Exercise goal:
Each line of the data that includes the string "this" is to be copied out.

* Start Provided entries *

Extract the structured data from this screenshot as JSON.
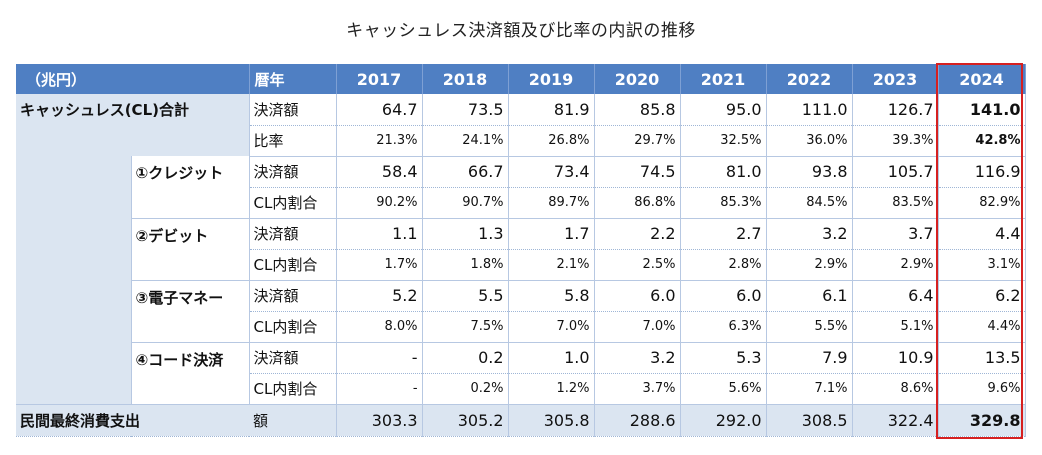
{
  "title": "キャッシュレス決済額及び比率の内訳の推移",
  "header": {
    "unit": "（兆円）",
    "rekinen": "暦年",
    "years": [
      "2017",
      "2018",
      "2019",
      "2020",
      "2021",
      "2022",
      "2023",
      "2024"
    ]
  },
  "total": {
    "label": "キャッシュレス(CL)合計",
    "amount_label": "決済額",
    "amount": [
      "64.7",
      "73.5",
      "81.9",
      "85.8",
      "95.0",
      "111.0",
      "126.7",
      "141.0"
    ],
    "ratio_label": "比率",
    "ratio": [
      "21.3%",
      "24.1%",
      "26.8%",
      "29.7%",
      "32.5%",
      "36.0%",
      "39.3%",
      "42.8%"
    ]
  },
  "breakdown": [
    {
      "label": "①クレジット",
      "amount_label": "決済額",
      "amount": [
        "58.4",
        "66.7",
        "73.4",
        "74.5",
        "81.0",
        "93.8",
        "105.7",
        "116.9"
      ],
      "share_label": "CL内割合",
      "share": [
        "90.2%",
        "90.7%",
        "89.7%",
        "86.8%",
        "85.3%",
        "84.5%",
        "83.5%",
        "82.9%"
      ]
    },
    {
      "label": "②デビット",
      "amount_label": "決済額",
      "amount": [
        "1.1",
        "1.3",
        "1.7",
        "2.2",
        "2.7",
        "3.2",
        "3.7",
        "4.4"
      ],
      "share_label": "CL内割合",
      "share": [
        "1.7%",
        "1.8%",
        "2.1%",
        "2.5%",
        "2.8%",
        "2.9%",
        "2.9%",
        "3.1%"
      ]
    },
    {
      "label": "③電子マネー",
      "amount_label": "決済額",
      "amount": [
        "5.2",
        "5.5",
        "5.8",
        "6.0",
        "6.0",
        "6.1",
        "6.4",
        "6.2"
      ],
      "share_label": "CL内割合",
      "share": [
        "8.0%",
        "7.5%",
        "7.0%",
        "7.0%",
        "6.3%",
        "5.5%",
        "5.1%",
        "4.4%"
      ]
    },
    {
      "label": "④コード決済",
      "amount_label": "決済額",
      "amount": [
        "-",
        "0.2",
        "1.0",
        "3.2",
        "5.3",
        "7.9",
        "10.9",
        "13.5"
      ],
      "share_label": "CL内割合",
      "share": [
        "-",
        "0.2%",
        "1.2%",
        "3.7%",
        "5.6%",
        "7.1%",
        "8.6%",
        "9.6%"
      ]
    }
  ],
  "consumption": {
    "label": "民間最終消費支出",
    "amount_label": "額",
    "amount": [
      "303.3",
      "305.2",
      "305.8",
      "288.6",
      "292.0",
      "308.5",
      "322.4",
      "329.8"
    ]
  },
  "colors": {
    "header_bg": "#4f7fc3",
    "band_bg": "#dbe5f1",
    "highlight_border": "#d62020"
  }
}
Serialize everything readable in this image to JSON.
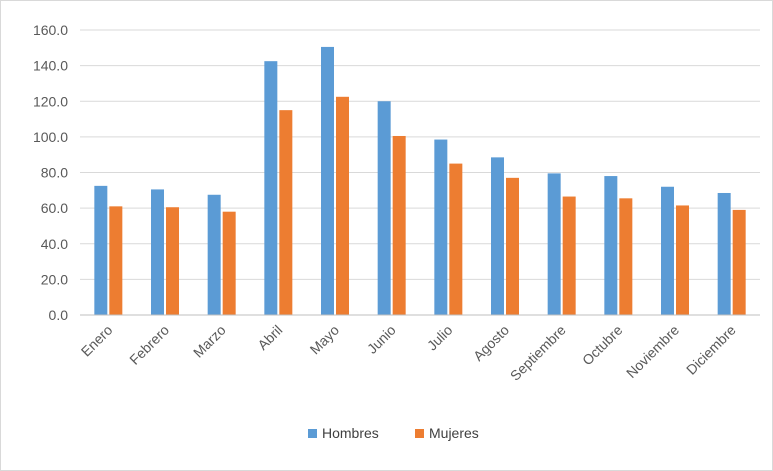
{
  "chart_data": {
    "type": "bar",
    "categories": [
      "Enero",
      "Febrero",
      "Marzo",
      "Abril",
      "Mayo",
      "Junio",
      "Julio",
      "Agosto",
      "Septiembre",
      "Octubre",
      "Noviembre",
      "Diciembre"
    ],
    "series": [
      {
        "name": "Hombres",
        "color": "#5b9bd5",
        "values": [
          72.5,
          70.5,
          67.5,
          142.5,
          150.5,
          120.0,
          98.5,
          88.5,
          79.5,
          78.0,
          72.0,
          68.5
        ]
      },
      {
        "name": "Mujeres",
        "color": "#ed7d31",
        "values": [
          61.0,
          60.5,
          58.0,
          115.0,
          122.5,
          100.5,
          85.0,
          77.0,
          66.5,
          65.5,
          61.5,
          59.0
        ]
      }
    ],
    "yticks": [
      "0.0",
      "20.0",
      "40.0",
      "60.0",
      "80.0",
      "100.0",
      "120.0",
      "140.0",
      "160.0"
    ],
    "ylim": [
      0,
      160
    ],
    "grid": true,
    "legend": "bottom",
    "title": "",
    "xlabel": "",
    "ylabel": ""
  }
}
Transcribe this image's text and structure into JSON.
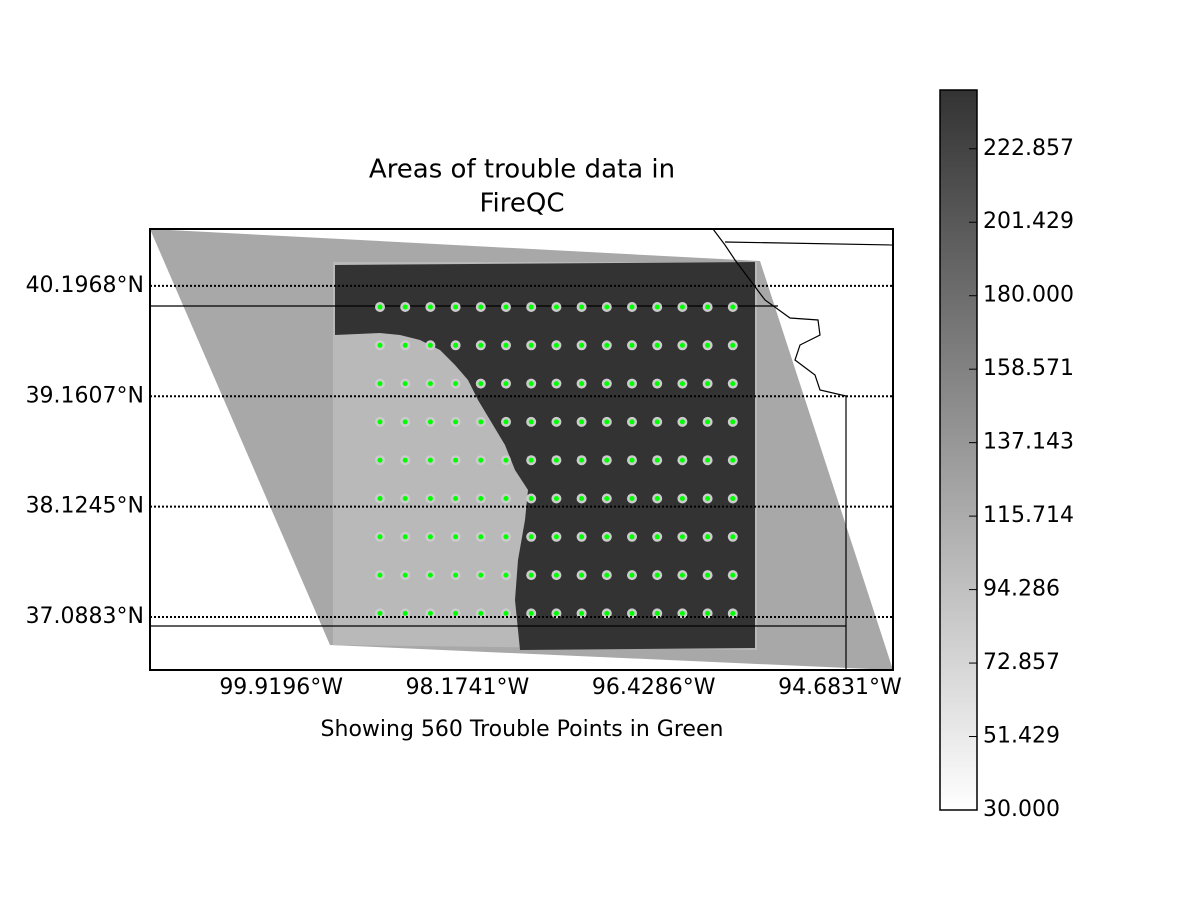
{
  "chart_data": {
    "type": "map",
    "title": [
      "Areas of trouble data in",
      "FireQC"
    ],
    "xlabel": "Showing 560 Trouble Points in Green",
    "xlim": [
      -101.149,
      -94.186
    ],
    "ylim": [
      36.591,
      40.731
    ],
    "xticks": [
      {
        "value": -99.9196,
        "label": "99.9196°W"
      },
      {
        "value": -98.1741,
        "label": "98.1741°W"
      },
      {
        "value": -96.4286,
        "label": "96.4286°W"
      },
      {
        "value": -94.6831,
        "label": "94.6831°W"
      }
    ],
    "yticks": [
      {
        "value": 40.1968,
        "label": "40.1968°N"
      },
      {
        "value": 39.1607,
        "label": "39.1607°N"
      },
      {
        "value": 38.1245,
        "label": "38.1245°N"
      },
      {
        "value": 37.0883,
        "label": "37.0883°N"
      }
    ],
    "colorbar": {
      "lim": [
        30,
        240
      ],
      "ticks": [
        {
          "value": 30,
          "label": "30.000"
        },
        {
          "value": 51.429,
          "label": "51.429"
        },
        {
          "value": 72.857,
          "label": "72.857"
        },
        {
          "value": 94.286,
          "label": "94.286"
        },
        {
          "value": 115.714,
          "label": "115.714"
        },
        {
          "value": 137.143,
          "label": "137.143"
        },
        {
          "value": 158.571,
          "label": "158.571"
        },
        {
          "value": 180,
          "label": "180.000"
        },
        {
          "value": 201.429,
          "label": "201.429"
        },
        {
          "value": 222.857,
          "label": "222.857"
        }
      ],
      "colors": [
        "#ffffff",
        "#333333"
      ]
    },
    "point_color": "#00ff00"
  }
}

* End Provided entries *

Task answer:
Extract the structured data from this screenshot as JSON.
Serialize everything readable in this image to JSON.
Transcribe this image's text and structure into JSON.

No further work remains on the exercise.